(Stored items from a collection)
Begin

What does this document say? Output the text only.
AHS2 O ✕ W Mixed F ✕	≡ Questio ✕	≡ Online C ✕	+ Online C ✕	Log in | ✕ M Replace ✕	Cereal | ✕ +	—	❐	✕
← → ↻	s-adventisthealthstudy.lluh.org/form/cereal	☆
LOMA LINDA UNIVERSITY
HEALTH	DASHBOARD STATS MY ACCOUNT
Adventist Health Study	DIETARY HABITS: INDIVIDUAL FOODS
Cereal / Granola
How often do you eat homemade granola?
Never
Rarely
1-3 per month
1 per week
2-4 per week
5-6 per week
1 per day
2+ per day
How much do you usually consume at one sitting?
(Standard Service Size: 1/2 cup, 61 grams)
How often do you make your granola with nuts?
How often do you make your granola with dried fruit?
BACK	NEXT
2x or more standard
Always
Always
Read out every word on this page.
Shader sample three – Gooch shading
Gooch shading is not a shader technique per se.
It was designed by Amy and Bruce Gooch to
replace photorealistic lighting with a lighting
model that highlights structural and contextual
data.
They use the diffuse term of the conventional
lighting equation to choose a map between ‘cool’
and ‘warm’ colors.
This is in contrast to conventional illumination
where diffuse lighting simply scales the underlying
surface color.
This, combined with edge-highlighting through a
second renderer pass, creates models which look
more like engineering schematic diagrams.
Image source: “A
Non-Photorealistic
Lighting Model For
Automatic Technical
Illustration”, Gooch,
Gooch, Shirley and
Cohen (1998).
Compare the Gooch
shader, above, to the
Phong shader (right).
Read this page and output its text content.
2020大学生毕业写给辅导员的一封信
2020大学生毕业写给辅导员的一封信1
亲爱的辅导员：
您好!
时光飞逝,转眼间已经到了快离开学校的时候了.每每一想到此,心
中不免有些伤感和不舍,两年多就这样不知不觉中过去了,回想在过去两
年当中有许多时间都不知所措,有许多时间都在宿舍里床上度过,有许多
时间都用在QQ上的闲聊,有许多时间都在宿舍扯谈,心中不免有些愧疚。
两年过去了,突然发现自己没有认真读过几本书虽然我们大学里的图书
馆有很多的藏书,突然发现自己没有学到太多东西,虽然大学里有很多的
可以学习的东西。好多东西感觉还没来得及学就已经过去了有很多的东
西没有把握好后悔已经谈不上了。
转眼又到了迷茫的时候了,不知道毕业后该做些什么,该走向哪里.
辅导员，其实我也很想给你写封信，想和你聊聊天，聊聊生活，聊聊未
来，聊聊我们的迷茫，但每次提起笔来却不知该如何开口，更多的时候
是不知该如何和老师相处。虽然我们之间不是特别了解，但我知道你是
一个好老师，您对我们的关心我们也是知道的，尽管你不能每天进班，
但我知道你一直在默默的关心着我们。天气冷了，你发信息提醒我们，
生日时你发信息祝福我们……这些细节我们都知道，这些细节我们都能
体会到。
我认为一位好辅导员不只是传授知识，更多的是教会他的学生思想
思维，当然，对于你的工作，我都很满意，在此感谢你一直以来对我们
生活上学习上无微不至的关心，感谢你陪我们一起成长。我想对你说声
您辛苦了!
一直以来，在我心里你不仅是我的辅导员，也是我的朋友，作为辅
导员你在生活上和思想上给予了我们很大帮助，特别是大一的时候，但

End

__Aim__: From the line containing "Read this page and output its text content." down to the final line of the data, write out every line exactly; both the first and last of these belong in your answer, and nothing else does.

__Answer to this task__:
Read this page and output its text content.
2020大学生毕业写给辅导员的一封信
2020大学生毕业写给辅导员的一封信1
亲爱的辅导员：
您好!
时光飞逝,转眼间已经到了快离开学校的时候了.每每一想到此,心
中不免有些伤感和不舍,两年多就这样不知不觉中过去了,回想在过去两
年当中有许多时间都不知所措,有许多时间都在宿舍里床上度过,有许多
时间都用在QQ上的闲聊,有许多时间都在宿舍扯谈,心中不免有些愧疚。
两年过去了,突然发现自己没有认真读过几本书虽然我们大学里的图书
馆有很多的藏书,突然发现自己没有学到太多东西,虽然大学里有很多的
可以学习的东西。好多东西感觉还没来得及学就已经过去了有很多的东
西没有把握好后悔已经谈不上了。
转眼又到了迷茫的时候了,不知道毕业后该做些什么,该走向哪里.
辅导员，其实我也很想给你写封信，想和你聊聊天，聊聊生活，聊聊未
来，聊聊我们的迷茫，但每次提起笔来却不知该如何开口，更多的时候
是不知该如何和老师相处。虽然我们之间不是特别了解，但我知道你是
一个好老师，您对我们的关心我们也是知道的，尽管你不能每天进班，
但我知道你一直在默默的关心着我们。天气冷了，你发信息提醒我们，
生日时你发信息祝福我们……这些细节我们都知道，这些细节我们都能
体会到。
我认为一位好辅导员不只是传授知识，更多的是教会他的学生思想
思维，当然，对于你的工作，我都很满意，在此感谢你一直以来对我们
生活上学习上无微不至的关心，感谢你陪我们一起成长。我想对你说声
您辛苦了!
一直以来，在我心里你不仅是我的辅导员，也是我的朋友，作为辅
导员你在生活上和思想上给予了我们很大帮助，特别是大一的时候，但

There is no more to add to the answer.